>> begin DATA FOR THE TASK

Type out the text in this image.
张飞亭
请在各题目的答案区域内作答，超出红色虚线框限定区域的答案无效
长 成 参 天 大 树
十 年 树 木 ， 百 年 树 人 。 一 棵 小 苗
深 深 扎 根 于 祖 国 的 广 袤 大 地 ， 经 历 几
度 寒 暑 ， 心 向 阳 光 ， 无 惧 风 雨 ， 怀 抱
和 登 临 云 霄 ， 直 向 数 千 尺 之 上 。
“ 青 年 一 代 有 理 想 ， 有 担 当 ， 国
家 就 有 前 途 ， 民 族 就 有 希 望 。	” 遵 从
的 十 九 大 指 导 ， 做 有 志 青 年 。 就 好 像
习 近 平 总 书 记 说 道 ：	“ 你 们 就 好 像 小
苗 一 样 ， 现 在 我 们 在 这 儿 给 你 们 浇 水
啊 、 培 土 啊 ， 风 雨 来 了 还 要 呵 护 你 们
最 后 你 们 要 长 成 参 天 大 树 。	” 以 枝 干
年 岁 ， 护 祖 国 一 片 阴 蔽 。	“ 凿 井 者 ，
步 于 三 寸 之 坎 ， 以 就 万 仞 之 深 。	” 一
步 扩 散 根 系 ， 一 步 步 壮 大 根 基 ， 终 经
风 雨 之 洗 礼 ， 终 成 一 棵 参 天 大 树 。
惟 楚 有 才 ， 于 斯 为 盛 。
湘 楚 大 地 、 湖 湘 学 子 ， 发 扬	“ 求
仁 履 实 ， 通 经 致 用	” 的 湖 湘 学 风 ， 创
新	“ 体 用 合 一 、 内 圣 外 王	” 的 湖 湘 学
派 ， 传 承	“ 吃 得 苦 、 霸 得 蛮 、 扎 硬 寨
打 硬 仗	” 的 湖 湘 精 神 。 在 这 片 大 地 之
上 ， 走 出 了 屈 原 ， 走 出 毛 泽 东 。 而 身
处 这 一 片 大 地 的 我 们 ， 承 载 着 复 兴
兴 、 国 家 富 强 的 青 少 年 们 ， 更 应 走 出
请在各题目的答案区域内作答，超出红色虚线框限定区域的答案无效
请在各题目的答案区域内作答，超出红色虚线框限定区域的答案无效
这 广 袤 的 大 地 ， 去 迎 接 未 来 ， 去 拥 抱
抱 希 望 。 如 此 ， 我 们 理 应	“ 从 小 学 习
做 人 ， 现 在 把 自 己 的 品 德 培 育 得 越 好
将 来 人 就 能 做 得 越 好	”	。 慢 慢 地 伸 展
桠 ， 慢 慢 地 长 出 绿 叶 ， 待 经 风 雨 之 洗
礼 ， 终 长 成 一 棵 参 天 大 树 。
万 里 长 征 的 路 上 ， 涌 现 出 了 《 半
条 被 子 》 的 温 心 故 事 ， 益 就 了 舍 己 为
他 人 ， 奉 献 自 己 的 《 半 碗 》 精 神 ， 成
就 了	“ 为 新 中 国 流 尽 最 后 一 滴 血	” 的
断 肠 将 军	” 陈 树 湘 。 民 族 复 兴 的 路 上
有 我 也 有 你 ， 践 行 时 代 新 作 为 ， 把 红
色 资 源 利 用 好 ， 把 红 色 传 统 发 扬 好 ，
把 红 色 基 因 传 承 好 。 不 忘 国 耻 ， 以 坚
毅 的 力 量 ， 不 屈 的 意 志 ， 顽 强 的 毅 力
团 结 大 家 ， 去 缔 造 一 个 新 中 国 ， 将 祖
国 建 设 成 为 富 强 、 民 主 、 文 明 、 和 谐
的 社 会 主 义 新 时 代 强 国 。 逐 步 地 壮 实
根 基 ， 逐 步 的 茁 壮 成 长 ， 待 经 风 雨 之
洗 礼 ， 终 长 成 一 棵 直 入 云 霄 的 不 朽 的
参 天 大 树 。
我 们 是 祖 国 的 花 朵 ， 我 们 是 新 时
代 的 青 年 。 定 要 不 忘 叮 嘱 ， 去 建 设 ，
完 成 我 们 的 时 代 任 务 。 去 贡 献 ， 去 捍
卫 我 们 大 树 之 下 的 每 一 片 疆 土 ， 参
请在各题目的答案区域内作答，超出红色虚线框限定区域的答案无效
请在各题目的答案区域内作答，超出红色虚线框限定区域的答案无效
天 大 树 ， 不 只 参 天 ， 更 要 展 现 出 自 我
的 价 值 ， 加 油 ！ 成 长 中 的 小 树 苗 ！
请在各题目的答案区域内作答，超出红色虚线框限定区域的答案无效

>> end DATA FOR THE TASK

§ **TASK REQUIREMENTS**
Quote all the records. Keep every word exact.

§ **THE OUTPUT**
Type out the text in this image.
张飞亭
请在各题目的答案区域内作答，超出红色虚线框限定区域的答案无效
长 成 参 天 大 树
十 年 树 木 ， 百 年 树 人 。 一 棵 小 苗
深 深 扎 根 于 祖 国 的 广 袤 大 地 ， 经 历 几
度 寒 暑 ， 心 向 阳 光 ， 无 惧 风 雨 ， 怀 抱
和 登 临 云 霄 ， 直 向 数 千 尺 之 上 。
“ 青 年 一 代 有 理 想 ， 有 担 当 ， 国
家 就 有 前 途 ， 民 族 就 有 希 望 。	” 遵 从
的 十 九 大 指 导 ， 做 有 志 青 年 。 就 好 像
习 近 平 总 书 记 说 道 ：	“ 你 们 就 好 像 小
苗 一 样 ， 现 在 我 们 在 这 儿 给 你 们 浇 水
啊 、 培 土 啊 ， 风 雨 来 了 还 要 呵 护 你 们
最 后 你 们 要 长 成 参 天 大 树 。	” 以 枝 干
年 岁 ， 护 祖 国 一 片 阴 蔽 。	“ 凿 井 者 ，
步 于 三 寸 之 坎 ， 以 就 万 仞 之 深 。	” 一
步 扩 散 根 系 ， 一 步 步 壮 大 根 基 ， 终 经
风 雨 之 洗 礼 ， 终 成 一 棵 参 天 大 树 。
惟 楚 有 才 ， 于 斯 为 盛 。
湘 楚 大 地 、 湖 湘 学 子 ， 发 扬	“ 求
仁 履 实 ， 通 经 致 用	” 的 湖 湘 学 风 ， 创
新	“ 体 用 合 一 、 内 圣 外 王	” 的 湖 湘 学
派 ， 传 承	“ 吃 得 苦 、 霸 得 蛮 、 扎 硬 寨
打 硬 仗	” 的 湖 湘 精 神 。 在 这 片 大 地 之
上 ， 走 出 了 屈 原 ， 走 出 毛 泽 东 。 而 身
处 这 一 片 大 地 的 我 们 ， 承 载 着 复 兴
兴 、 国 家 富 强 的 青 少 年 们 ， 更 应 走 出
请在各题目的答案区域内作答，超出红色虚线框限定区域的答案无效
请在各题目的答案区域内作答，超出红色虚线框限定区域的答案无效
这 广 袤 的 大 地 ， 去 迎 接 未 来 ， 去 拥 抱
抱 希 望 。 如 此 ， 我 们 理 应	“ 从 小 学 习
做 人 ， 现 在 把 自 己 的 品 德 培 育 得 越 好
将 来 人 就 能 做 得 越 好	”	。 慢 慢 地 伸 展
桠 ， 慢 慢 地 长 出 绿 叶 ， 待 经 风 雨 之 洗
礼 ， 终 长 成 一 棵 参 天 大 树 。
万 里 长 征 的 路 上 ， 涌 现 出 了 《 半
条 被 子 》 的 温 心 故 事 ， 益 就 了 舍 己 为
他 人 ， 奉 献 自 己 的 《 半 碗 》 精 神 ， 成
就 了	“ 为 新 中 国 流 尽 最 后 一 滴 血	” 的
断 肠 将 军	” 陈 树 湘 。 民 族 复 兴 的 路 上
有 我 也 有 你 ， 践 行 时 代 新 作 为 ， 把 红
色 资 源 利 用 好 ， 把 红 色 传 统 发 扬 好 ，
把 红 色 基 因 传 承 好 。 不 忘 国 耻 ， 以 坚
毅 的 力 量 ， 不 屈 的 意 志 ， 顽 强 的 毅 力
团 结 大 家 ， 去 缔 造 一 个 新 中 国 ， 将 祖
国 建 设 成 为 富 强 、 民 主 、 文 明 、 和 谐
的 社 会 主 义 新 时 代 强 国 。 逐 步 地 壮 实
根 基 ， 逐 步 的 茁 壮 成 长 ， 待 经 风 雨 之
洗 礼 ， 终 长 成 一 棵 直 入 云 霄 的 不 朽 的
参 天 大 树 。
我 们 是 祖 国 的 花 朵 ， 我 们 是 新 时
代 的 青 年 。 定 要 不 忘 叮 嘱 ， 去 建 设 ，
完 成 我 们 的 时 代 任 务 。 去 贡 献 ， 去 捍
卫 我 们 大 树 之 下 的 每 一 片 疆 土 ， 参
请在各题目的答案区域内作答，超出红色虚线框限定区域的答案无效
请在各题目的答案区域内作答，超出红色虚线框限定区域的答案无效
天 大 树 ， 不 只 参 天 ， 更 要 展 现 出 自 我
的 价 值 ， 加 油 ！ 成 长 中 的 小 树 苗 ！
请在各题目的答案区域内作答，超出红色虚线框限定区域的答案无效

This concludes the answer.